*EXERCISE AIM:* Make an exact copy of the data below, leaving out every picture.

◇ ◇ ◇ ◇ ◇

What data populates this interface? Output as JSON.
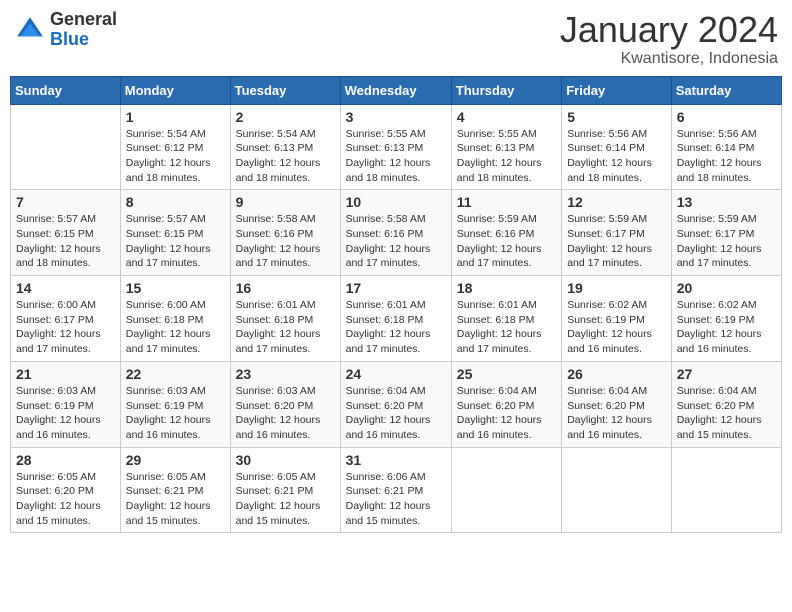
{
  "header": {
    "logo_general": "General",
    "logo_blue": "Blue",
    "month_year": "January 2024",
    "location": "Kwantisore, Indonesia"
  },
  "calendar": {
    "headers": [
      "Sunday",
      "Monday",
      "Tuesday",
      "Wednesday",
      "Thursday",
      "Friday",
      "Saturday"
    ],
    "weeks": [
      [
        {
          "day": "",
          "info": ""
        },
        {
          "day": "1",
          "info": "Sunrise: 5:54 AM\nSunset: 6:12 PM\nDaylight: 12 hours\nand 18 minutes."
        },
        {
          "day": "2",
          "info": "Sunrise: 5:54 AM\nSunset: 6:13 PM\nDaylight: 12 hours\nand 18 minutes."
        },
        {
          "day": "3",
          "info": "Sunrise: 5:55 AM\nSunset: 6:13 PM\nDaylight: 12 hours\nand 18 minutes."
        },
        {
          "day": "4",
          "info": "Sunrise: 5:55 AM\nSunset: 6:13 PM\nDaylight: 12 hours\nand 18 minutes."
        },
        {
          "day": "5",
          "info": "Sunrise: 5:56 AM\nSunset: 6:14 PM\nDaylight: 12 hours\nand 18 minutes."
        },
        {
          "day": "6",
          "info": "Sunrise: 5:56 AM\nSunset: 6:14 PM\nDaylight: 12 hours\nand 18 minutes."
        }
      ],
      [
        {
          "day": "7",
          "info": "Sunrise: 5:57 AM\nSunset: 6:15 PM\nDaylight: 12 hours\nand 18 minutes."
        },
        {
          "day": "8",
          "info": "Sunrise: 5:57 AM\nSunset: 6:15 PM\nDaylight: 12 hours\nand 17 minutes."
        },
        {
          "day": "9",
          "info": "Sunrise: 5:58 AM\nSunset: 6:16 PM\nDaylight: 12 hours\nand 17 minutes."
        },
        {
          "day": "10",
          "info": "Sunrise: 5:58 AM\nSunset: 6:16 PM\nDaylight: 12 hours\nand 17 minutes."
        },
        {
          "day": "11",
          "info": "Sunrise: 5:59 AM\nSunset: 6:16 PM\nDaylight: 12 hours\nand 17 minutes."
        },
        {
          "day": "12",
          "info": "Sunrise: 5:59 AM\nSunset: 6:17 PM\nDaylight: 12 hours\nand 17 minutes."
        },
        {
          "day": "13",
          "info": "Sunrise: 5:59 AM\nSunset: 6:17 PM\nDaylight: 12 hours\nand 17 minutes."
        }
      ],
      [
        {
          "day": "14",
          "info": "Sunrise: 6:00 AM\nSunset: 6:17 PM\nDaylight: 12 hours\nand 17 minutes."
        },
        {
          "day": "15",
          "info": "Sunrise: 6:00 AM\nSunset: 6:18 PM\nDaylight: 12 hours\nand 17 minutes."
        },
        {
          "day": "16",
          "info": "Sunrise: 6:01 AM\nSunset: 6:18 PM\nDaylight: 12 hours\nand 17 minutes."
        },
        {
          "day": "17",
          "info": "Sunrise: 6:01 AM\nSunset: 6:18 PM\nDaylight: 12 hours\nand 17 minutes."
        },
        {
          "day": "18",
          "info": "Sunrise: 6:01 AM\nSunset: 6:18 PM\nDaylight: 12 hours\nand 17 minutes."
        },
        {
          "day": "19",
          "info": "Sunrise: 6:02 AM\nSunset: 6:19 PM\nDaylight: 12 hours\nand 16 minutes."
        },
        {
          "day": "20",
          "info": "Sunrise: 6:02 AM\nSunset: 6:19 PM\nDaylight: 12 hours\nand 16 minutes."
        }
      ],
      [
        {
          "day": "21",
          "info": "Sunrise: 6:03 AM\nSunset: 6:19 PM\nDaylight: 12 hours\nand 16 minutes."
        },
        {
          "day": "22",
          "info": "Sunrise: 6:03 AM\nSunset: 6:19 PM\nDaylight: 12 hours\nand 16 minutes."
        },
        {
          "day": "23",
          "info": "Sunrise: 6:03 AM\nSunset: 6:20 PM\nDaylight: 12 hours\nand 16 minutes."
        },
        {
          "day": "24",
          "info": "Sunrise: 6:04 AM\nSunset: 6:20 PM\nDaylight: 12 hours\nand 16 minutes."
        },
        {
          "day": "25",
          "info": "Sunrise: 6:04 AM\nSunset: 6:20 PM\nDaylight: 12 hours\nand 16 minutes."
        },
        {
          "day": "26",
          "info": "Sunrise: 6:04 AM\nSunset: 6:20 PM\nDaylight: 12 hours\nand 16 minutes."
        },
        {
          "day": "27",
          "info": "Sunrise: 6:04 AM\nSunset: 6:20 PM\nDaylight: 12 hours\nand 15 minutes."
        }
      ],
      [
        {
          "day": "28",
          "info": "Sunrise: 6:05 AM\nSunset: 6:20 PM\nDaylight: 12 hours\nand 15 minutes."
        },
        {
          "day": "29",
          "info": "Sunrise: 6:05 AM\nSunset: 6:21 PM\nDaylight: 12 hours\nand 15 minutes."
        },
        {
          "day": "30",
          "info": "Sunrise: 6:05 AM\nSunset: 6:21 PM\nDaylight: 12 hours\nand 15 minutes."
        },
        {
          "day": "31",
          "info": "Sunrise: 6:06 AM\nSunset: 6:21 PM\nDaylight: 12 hours\nand 15 minutes."
        },
        {
          "day": "",
          "info": ""
        },
        {
          "day": "",
          "info": ""
        },
        {
          "day": "",
          "info": ""
        }
      ]
    ]
  }
}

◇ ◇ ◇ ◇ ◇

*TASK ANSWER:*
What data populates this interface? Output as JSON.
{
  "header": {
    "logo_general": "General",
    "logo_blue": "Blue",
    "month_year": "January 2024",
    "location": "Kwantisore, Indonesia"
  },
  "calendar": {
    "headers": [
      "Sunday",
      "Monday",
      "Tuesday",
      "Wednesday",
      "Thursday",
      "Friday",
      "Saturday"
    ],
    "weeks": [
      [
        {
          "day": "",
          "info": ""
        },
        {
          "day": "1",
          "info": "Sunrise: 5:54 AM\nSunset: 6:12 PM\nDaylight: 12 hours\nand 18 minutes."
        },
        {
          "day": "2",
          "info": "Sunrise: 5:54 AM\nSunset: 6:13 PM\nDaylight: 12 hours\nand 18 minutes."
        },
        {
          "day": "3",
          "info": "Sunrise: 5:55 AM\nSunset: 6:13 PM\nDaylight: 12 hours\nand 18 minutes."
        },
        {
          "day": "4",
          "info": "Sunrise: 5:55 AM\nSunset: 6:13 PM\nDaylight: 12 hours\nand 18 minutes."
        },
        {
          "day": "5",
          "info": "Sunrise: 5:56 AM\nSunset: 6:14 PM\nDaylight: 12 hours\nand 18 minutes."
        },
        {
          "day": "6",
          "info": "Sunrise: 5:56 AM\nSunset: 6:14 PM\nDaylight: 12 hours\nand 18 minutes."
        }
      ],
      [
        {
          "day": "7",
          "info": "Sunrise: 5:57 AM\nSunset: 6:15 PM\nDaylight: 12 hours\nand 18 minutes."
        },
        {
          "day": "8",
          "info": "Sunrise: 5:57 AM\nSunset: 6:15 PM\nDaylight: 12 hours\nand 17 minutes."
        },
        {
          "day": "9",
          "info": "Sunrise: 5:58 AM\nSunset: 6:16 PM\nDaylight: 12 hours\nand 17 minutes."
        },
        {
          "day": "10",
          "info": "Sunrise: 5:58 AM\nSunset: 6:16 PM\nDaylight: 12 hours\nand 17 minutes."
        },
        {
          "day": "11",
          "info": "Sunrise: 5:59 AM\nSunset: 6:16 PM\nDaylight: 12 hours\nand 17 minutes."
        },
        {
          "day": "12",
          "info": "Sunrise: 5:59 AM\nSunset: 6:17 PM\nDaylight: 12 hours\nand 17 minutes."
        },
        {
          "day": "13",
          "info": "Sunrise: 5:59 AM\nSunset: 6:17 PM\nDaylight: 12 hours\nand 17 minutes."
        }
      ],
      [
        {
          "day": "14",
          "info": "Sunrise: 6:00 AM\nSunset: 6:17 PM\nDaylight: 12 hours\nand 17 minutes."
        },
        {
          "day": "15",
          "info": "Sunrise: 6:00 AM\nSunset: 6:18 PM\nDaylight: 12 hours\nand 17 minutes."
        },
        {
          "day": "16",
          "info": "Sunrise: 6:01 AM\nSunset: 6:18 PM\nDaylight: 12 hours\nand 17 minutes."
        },
        {
          "day": "17",
          "info": "Sunrise: 6:01 AM\nSunset: 6:18 PM\nDaylight: 12 hours\nand 17 minutes."
        },
        {
          "day": "18",
          "info": "Sunrise: 6:01 AM\nSunset: 6:18 PM\nDaylight: 12 hours\nand 17 minutes."
        },
        {
          "day": "19",
          "info": "Sunrise: 6:02 AM\nSunset: 6:19 PM\nDaylight: 12 hours\nand 16 minutes."
        },
        {
          "day": "20",
          "info": "Sunrise: 6:02 AM\nSunset: 6:19 PM\nDaylight: 12 hours\nand 16 minutes."
        }
      ],
      [
        {
          "day": "21",
          "info": "Sunrise: 6:03 AM\nSunset: 6:19 PM\nDaylight: 12 hours\nand 16 minutes."
        },
        {
          "day": "22",
          "info": "Sunrise: 6:03 AM\nSunset: 6:19 PM\nDaylight: 12 hours\nand 16 minutes."
        },
        {
          "day": "23",
          "info": "Sunrise: 6:03 AM\nSunset: 6:20 PM\nDaylight: 12 hours\nand 16 minutes."
        },
        {
          "day": "24",
          "info": "Sunrise: 6:04 AM\nSunset: 6:20 PM\nDaylight: 12 hours\nand 16 minutes."
        },
        {
          "day": "25",
          "info": "Sunrise: 6:04 AM\nSunset: 6:20 PM\nDaylight: 12 hours\nand 16 minutes."
        },
        {
          "day": "26",
          "info": "Sunrise: 6:04 AM\nSunset: 6:20 PM\nDaylight: 12 hours\nand 16 minutes."
        },
        {
          "day": "27",
          "info": "Sunrise: 6:04 AM\nSunset: 6:20 PM\nDaylight: 12 hours\nand 15 minutes."
        }
      ],
      [
        {
          "day": "28",
          "info": "Sunrise: 6:05 AM\nSunset: 6:20 PM\nDaylight: 12 hours\nand 15 minutes."
        },
        {
          "day": "29",
          "info": "Sunrise: 6:05 AM\nSunset: 6:21 PM\nDaylight: 12 hours\nand 15 minutes."
        },
        {
          "day": "30",
          "info": "Sunrise: 6:05 AM\nSunset: 6:21 PM\nDaylight: 12 hours\nand 15 minutes."
        },
        {
          "day": "31",
          "info": "Sunrise: 6:06 AM\nSunset: 6:21 PM\nDaylight: 12 hours\nand 15 minutes."
        },
        {
          "day": "",
          "info": ""
        },
        {
          "day": "",
          "info": ""
        },
        {
          "day": "",
          "info": ""
        }
      ]
    ]
  }
}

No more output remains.